Quelles ont été les premières mesures que vous avez mises en place pour arriver à ces résultats ?

Essayer d’avoir la vision globale du dossier et comprendre quels étaient les points « irritants ». Le déploiement des stations était très en retard par rapport à ce qui était attendu, en partie en raison de l’électrification des stations dont les atermoiements ne dépendaient pas de nous. Ensuite, il y avait trop peu de vélos. Le troisième irritant, c’était le taux de disponibilité : il n’était que de 20 % alors qu’un taux considéré comme acceptable tourne autour des 75 %. Le quatrième défi, c’était la capacité à déployer des vélos électriques. Une mobilité douce, mais moderne. Aujourd’hui, ça paraît logique mais il y a un an, c’était une prouesse technique. La crédibilité de Vélib’ résidait en effet dans sa capacité à déployer de tels vélos puisque l’entreprise est aujourd’hui le numéro un mondial en termes de vélos électriques partagés. Juste derrière, on trouve la ville de Madrid, avec 2 000 vélos électriques et 300 000 courses par mois. Tandis qu’à Paris, on dénombre désormais 6 300 vélos électriques et plus de 40 000 courses par jour. Cette ascension fulgurante a permis de démontrer que le choix de Smovengo comme nouvel opérateur de Vélib’ avec une solution « tout électrique » (stations et vélos), était vraiment cohérent.

© Smovengo

L’aventure Smovengo se termine pour vous fin septembre. Qui va vous succéder à la tête de l’entreprise ?

J’impose systématiquement de recruter mon successeur afin de choisir quelqu’un qui correspond aux difficultés du dossier. Je dresse une liste que je propose aux actionnaires, et dans laquelle ils choisissent. Dans le cas de Smovengo, il s’agit de Jacques Greiveldinger, un centralien qui vient de chez Roullier. Il commence début septembre et je resterai à ses côtés pendant un mois pour assurer la transition.

Avant de quitter un dossier, je dois m’assurer d’avoir résolu la situation. Il faut aussi que mon successeur et les membres du comité de direction aient été recrutés. La pérennité de l’entreprise après mon départ dépend de la poursuite des stratégies en place, et donc de ce « Codir » que j’ai formé pendant un an. Il m’arrive toujours, plusieurs années après, de recevoir des messages de mes successeurs, car mes méthodes restent ancrées. Par principe, quand je quitte une entreprise, je n’y reviens pas, sauf si on m’y invite. Je n’interfère jamais et n’envoie pas de messages, mais je réponds toujours lorsque l’on me demande des conseils.  


Arnaud Marion en 12 dates-clés

1966 Naissance à Palaiseau

1984 Entrée à Sciences Po

1987 Commence sa carrière chez Arthur Andersen.

1990 Création d’une société de conseil aux PME (Sofineta/Initiales AM)

1993 DAF puis DG de la Banque de l’Eurafrique chez Edmond de Rothschild

1993-1998 Maître de conférences (Finance) en master à Sciences Po

2001 Création de la société de gestion de crise Trans Consult International. Principaux clients : Pianos Pleyel, Salle Pleyel, Le Lido, Chantiers Baudet à Saint-Nazaire, Heuliez lors du dépôt de bilan

2005-2006 Publication de deux livres aux éditions de La Martinière, Pleyel : une histoire tournée vers l’avenir et La Salle Pleyel, lieu de modernité

2012 Arrive comme gestionnaire de crise chez Doux aux côtés des administrateurs judiciaires.

2016 Restructure le pôle de boulangerie industrielle du Groupe Soufflet, et conseille la marque lyonnaise haut de gamme d’habillement masculin ZILLI.

2017 Chevalier de la Légion d’honneur


Cet entretien est paru dans le numéro 17 d’Émile (Automne 2019).

## Données de l'exercice
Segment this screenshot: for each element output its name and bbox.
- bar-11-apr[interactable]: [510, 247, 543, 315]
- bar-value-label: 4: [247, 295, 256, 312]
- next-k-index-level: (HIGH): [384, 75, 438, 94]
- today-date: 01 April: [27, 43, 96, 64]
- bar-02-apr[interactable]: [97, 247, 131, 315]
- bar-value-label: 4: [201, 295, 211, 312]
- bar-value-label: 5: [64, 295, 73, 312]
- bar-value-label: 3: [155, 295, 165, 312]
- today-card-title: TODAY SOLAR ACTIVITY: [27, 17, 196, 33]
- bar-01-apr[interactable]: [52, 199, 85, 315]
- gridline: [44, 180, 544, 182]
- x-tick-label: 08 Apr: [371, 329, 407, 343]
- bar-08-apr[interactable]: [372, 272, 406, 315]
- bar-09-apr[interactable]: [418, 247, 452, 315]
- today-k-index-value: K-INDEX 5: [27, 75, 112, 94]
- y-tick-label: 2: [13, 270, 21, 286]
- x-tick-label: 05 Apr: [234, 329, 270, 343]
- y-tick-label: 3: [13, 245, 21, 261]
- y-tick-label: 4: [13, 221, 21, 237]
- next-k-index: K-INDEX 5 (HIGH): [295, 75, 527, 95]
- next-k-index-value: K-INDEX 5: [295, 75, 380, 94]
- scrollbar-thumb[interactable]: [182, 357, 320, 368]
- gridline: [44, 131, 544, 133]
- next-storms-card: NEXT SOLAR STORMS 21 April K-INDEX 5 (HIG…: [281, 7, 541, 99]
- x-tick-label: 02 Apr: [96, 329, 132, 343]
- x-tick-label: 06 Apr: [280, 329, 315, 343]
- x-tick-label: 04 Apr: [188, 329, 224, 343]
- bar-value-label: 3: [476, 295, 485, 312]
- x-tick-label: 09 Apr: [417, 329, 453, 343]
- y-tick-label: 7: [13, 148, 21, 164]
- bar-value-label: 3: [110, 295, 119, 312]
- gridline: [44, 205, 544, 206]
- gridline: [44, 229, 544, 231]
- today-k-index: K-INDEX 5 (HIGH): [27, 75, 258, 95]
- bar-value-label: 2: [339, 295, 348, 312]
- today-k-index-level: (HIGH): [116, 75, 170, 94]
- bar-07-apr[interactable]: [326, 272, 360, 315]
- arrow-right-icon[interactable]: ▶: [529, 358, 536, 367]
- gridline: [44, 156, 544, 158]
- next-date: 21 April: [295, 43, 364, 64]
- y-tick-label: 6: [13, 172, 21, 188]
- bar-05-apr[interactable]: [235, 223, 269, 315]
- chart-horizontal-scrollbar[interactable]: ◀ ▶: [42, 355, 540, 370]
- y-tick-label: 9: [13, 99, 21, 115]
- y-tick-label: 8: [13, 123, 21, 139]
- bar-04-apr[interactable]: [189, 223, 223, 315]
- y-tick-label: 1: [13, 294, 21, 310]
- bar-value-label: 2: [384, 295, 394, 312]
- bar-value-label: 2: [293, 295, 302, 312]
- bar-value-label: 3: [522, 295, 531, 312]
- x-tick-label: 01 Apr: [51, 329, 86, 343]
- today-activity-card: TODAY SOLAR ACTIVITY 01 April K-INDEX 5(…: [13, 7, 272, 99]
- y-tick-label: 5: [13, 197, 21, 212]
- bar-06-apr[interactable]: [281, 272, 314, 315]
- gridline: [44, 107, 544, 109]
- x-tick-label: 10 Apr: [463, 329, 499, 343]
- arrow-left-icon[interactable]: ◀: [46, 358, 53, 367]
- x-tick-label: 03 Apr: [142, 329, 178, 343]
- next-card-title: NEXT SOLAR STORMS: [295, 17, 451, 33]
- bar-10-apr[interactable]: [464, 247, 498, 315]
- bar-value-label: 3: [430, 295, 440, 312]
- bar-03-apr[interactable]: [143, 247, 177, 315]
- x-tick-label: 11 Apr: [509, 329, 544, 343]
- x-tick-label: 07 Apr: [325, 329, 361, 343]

## Consigne A
Dans l'entretien, remplacez « Maître de conférences » par « Professeur associé », puis recopiez le passage commençant par « 1993-1998 Maître de » et allant jusqu'à « des administrateurs judiciaires. ».
## Consigne B
D'après l'entretien, autour de quelle valeur tourne un taux de disponibilité considéré comme acceptable ?

## Votre réponse A
1993-1998 Professeur associé (Finance) en master à Sciences Po

2001 Création de la société de gestion de crise Trans Consult International. Principaux clients : Pianos Pleyel, Salle Pleyel, Le Lido, Chantiers Baudet à Saint-Nazaire, Heuliez lors du dépôt de bilan

2005-2006 Publication de deux livres aux éditions de La Martinière, Pleyel : une histoire tournée vers l’avenir et La Salle Pleyel, lieu de modernité

2012 Arrive comme gestionnaire de crise chez Doux aux côtés des administrateurs judiciaires.

## Votre réponse B
Autour de 75 %.